Pick out the lines in the listing below that contain the word "Beef" and copy them.

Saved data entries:
* * * * *
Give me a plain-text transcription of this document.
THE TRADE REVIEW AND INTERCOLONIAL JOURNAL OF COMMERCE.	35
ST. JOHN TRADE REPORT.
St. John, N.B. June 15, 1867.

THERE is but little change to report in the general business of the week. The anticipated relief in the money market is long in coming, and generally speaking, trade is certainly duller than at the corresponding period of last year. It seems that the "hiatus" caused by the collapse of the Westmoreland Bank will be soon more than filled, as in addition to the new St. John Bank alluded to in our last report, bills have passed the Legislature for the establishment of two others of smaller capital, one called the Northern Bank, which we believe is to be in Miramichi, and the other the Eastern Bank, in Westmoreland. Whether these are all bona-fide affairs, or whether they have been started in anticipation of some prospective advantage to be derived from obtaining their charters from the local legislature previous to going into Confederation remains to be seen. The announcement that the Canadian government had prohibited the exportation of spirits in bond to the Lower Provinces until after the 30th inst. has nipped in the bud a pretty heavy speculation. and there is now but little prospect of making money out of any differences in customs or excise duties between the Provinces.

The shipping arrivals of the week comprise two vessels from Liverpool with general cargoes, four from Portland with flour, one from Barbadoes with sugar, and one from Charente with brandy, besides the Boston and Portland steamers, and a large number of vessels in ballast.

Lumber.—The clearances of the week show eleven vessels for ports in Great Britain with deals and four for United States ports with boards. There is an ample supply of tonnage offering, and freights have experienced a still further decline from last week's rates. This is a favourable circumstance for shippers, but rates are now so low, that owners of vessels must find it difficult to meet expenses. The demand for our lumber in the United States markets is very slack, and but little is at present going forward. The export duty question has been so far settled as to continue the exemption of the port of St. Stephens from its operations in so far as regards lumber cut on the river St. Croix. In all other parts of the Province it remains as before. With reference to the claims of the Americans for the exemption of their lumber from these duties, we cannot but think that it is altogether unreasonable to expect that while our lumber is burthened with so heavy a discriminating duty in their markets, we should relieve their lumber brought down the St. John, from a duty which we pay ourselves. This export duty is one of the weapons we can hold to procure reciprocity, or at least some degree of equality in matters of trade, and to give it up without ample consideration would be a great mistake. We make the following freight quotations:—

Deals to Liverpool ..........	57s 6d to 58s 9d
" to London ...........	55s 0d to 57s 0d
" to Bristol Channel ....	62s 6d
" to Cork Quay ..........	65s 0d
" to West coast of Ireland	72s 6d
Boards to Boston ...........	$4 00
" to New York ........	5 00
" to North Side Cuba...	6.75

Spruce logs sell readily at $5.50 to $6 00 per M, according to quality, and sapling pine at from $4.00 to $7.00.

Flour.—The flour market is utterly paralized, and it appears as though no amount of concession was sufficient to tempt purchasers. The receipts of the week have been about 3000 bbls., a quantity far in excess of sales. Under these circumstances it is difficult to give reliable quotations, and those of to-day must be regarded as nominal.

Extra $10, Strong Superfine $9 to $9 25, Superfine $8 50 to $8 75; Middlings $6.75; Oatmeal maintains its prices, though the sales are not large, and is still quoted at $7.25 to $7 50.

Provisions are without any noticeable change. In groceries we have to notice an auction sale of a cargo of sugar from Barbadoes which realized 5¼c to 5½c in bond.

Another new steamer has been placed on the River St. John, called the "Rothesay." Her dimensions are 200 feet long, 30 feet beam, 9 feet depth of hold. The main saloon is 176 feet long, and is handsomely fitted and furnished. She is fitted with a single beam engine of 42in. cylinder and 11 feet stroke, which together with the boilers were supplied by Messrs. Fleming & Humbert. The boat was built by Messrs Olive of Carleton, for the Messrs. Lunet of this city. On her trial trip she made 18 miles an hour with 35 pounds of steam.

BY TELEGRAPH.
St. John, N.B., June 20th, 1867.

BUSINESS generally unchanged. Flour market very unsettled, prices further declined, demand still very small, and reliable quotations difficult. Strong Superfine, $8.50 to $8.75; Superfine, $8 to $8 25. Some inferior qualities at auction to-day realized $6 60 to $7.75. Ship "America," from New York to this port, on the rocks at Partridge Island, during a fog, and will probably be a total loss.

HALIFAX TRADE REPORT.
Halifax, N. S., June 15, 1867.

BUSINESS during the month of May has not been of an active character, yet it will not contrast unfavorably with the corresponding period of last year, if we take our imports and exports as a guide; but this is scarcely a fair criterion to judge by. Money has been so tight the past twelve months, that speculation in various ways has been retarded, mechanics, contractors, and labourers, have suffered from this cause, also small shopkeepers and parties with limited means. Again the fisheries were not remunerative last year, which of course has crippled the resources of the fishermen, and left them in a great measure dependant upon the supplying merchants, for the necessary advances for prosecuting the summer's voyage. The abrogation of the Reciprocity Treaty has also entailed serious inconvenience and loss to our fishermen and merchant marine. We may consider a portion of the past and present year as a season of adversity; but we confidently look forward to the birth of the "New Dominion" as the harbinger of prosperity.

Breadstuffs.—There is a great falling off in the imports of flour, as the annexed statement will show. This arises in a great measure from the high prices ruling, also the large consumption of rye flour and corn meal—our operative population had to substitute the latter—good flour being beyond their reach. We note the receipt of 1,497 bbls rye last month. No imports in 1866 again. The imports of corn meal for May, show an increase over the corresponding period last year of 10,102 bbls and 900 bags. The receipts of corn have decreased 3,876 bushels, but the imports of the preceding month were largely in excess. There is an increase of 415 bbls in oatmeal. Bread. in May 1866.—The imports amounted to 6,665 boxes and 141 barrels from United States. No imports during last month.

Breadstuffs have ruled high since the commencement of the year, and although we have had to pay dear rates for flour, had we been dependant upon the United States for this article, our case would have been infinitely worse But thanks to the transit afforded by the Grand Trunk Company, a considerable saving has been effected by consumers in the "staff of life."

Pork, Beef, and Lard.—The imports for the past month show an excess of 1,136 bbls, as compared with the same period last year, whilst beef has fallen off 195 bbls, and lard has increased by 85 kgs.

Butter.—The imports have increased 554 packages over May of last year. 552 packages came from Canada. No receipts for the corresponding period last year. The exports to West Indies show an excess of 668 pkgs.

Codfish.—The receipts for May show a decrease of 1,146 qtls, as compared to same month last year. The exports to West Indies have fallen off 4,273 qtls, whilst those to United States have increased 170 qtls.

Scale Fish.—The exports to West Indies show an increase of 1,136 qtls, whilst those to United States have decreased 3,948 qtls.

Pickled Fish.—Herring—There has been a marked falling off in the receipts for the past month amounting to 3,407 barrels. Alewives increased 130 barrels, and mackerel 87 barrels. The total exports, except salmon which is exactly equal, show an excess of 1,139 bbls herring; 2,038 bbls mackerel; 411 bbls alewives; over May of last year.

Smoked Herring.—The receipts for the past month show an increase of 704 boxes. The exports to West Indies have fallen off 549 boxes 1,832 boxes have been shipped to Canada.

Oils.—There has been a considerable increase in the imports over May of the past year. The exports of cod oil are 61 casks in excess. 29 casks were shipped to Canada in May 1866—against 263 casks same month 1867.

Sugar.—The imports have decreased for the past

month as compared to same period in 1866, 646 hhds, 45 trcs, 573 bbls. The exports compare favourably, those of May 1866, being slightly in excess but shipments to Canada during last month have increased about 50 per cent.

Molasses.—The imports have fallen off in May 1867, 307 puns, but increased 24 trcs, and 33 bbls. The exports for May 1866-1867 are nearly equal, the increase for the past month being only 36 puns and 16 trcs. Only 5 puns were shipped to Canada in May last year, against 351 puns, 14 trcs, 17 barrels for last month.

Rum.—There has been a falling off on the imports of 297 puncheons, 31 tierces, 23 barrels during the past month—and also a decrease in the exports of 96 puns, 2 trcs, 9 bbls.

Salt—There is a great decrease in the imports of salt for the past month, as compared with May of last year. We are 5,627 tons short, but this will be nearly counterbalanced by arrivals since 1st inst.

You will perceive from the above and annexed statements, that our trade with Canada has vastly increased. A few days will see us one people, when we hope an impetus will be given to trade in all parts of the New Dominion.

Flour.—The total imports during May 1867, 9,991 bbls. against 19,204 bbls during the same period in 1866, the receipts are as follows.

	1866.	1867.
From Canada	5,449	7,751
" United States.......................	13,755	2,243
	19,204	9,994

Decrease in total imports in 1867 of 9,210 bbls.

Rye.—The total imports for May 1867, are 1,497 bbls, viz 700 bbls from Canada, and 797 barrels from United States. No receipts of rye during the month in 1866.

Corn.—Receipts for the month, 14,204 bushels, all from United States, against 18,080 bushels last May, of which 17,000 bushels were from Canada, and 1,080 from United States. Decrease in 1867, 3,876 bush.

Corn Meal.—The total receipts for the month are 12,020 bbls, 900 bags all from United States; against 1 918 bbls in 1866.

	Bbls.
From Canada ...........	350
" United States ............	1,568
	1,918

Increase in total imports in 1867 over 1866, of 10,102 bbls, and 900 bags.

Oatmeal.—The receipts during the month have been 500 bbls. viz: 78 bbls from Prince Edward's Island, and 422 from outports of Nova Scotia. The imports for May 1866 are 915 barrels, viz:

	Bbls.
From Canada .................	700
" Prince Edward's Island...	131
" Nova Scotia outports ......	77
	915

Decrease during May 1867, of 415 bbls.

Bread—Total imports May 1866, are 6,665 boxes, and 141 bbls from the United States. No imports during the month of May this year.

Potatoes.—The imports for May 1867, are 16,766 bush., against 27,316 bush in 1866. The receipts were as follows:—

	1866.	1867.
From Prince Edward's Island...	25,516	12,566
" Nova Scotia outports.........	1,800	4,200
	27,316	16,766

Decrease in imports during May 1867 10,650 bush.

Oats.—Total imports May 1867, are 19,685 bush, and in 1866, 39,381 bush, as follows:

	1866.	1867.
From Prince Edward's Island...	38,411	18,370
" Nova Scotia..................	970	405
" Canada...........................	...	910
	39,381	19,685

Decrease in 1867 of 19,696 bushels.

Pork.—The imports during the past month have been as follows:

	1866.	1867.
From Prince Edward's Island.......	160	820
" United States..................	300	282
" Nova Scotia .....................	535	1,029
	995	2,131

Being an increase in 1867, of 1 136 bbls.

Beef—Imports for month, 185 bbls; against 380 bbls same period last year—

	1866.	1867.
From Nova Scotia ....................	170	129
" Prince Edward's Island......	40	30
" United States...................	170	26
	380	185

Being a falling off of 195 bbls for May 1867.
* * * * *
### ANSWER FOR THIS EXERCISE
Pork, Beef, and Lard.—The imports for the past month show an excess of 1,136 bbls, as compared with the same period last year, whilst beef has fallen off 195 bbls, and lard has increased by 85 kgs.
Beef—Imports for month, 185 bbls; against 380 bbls same period last year—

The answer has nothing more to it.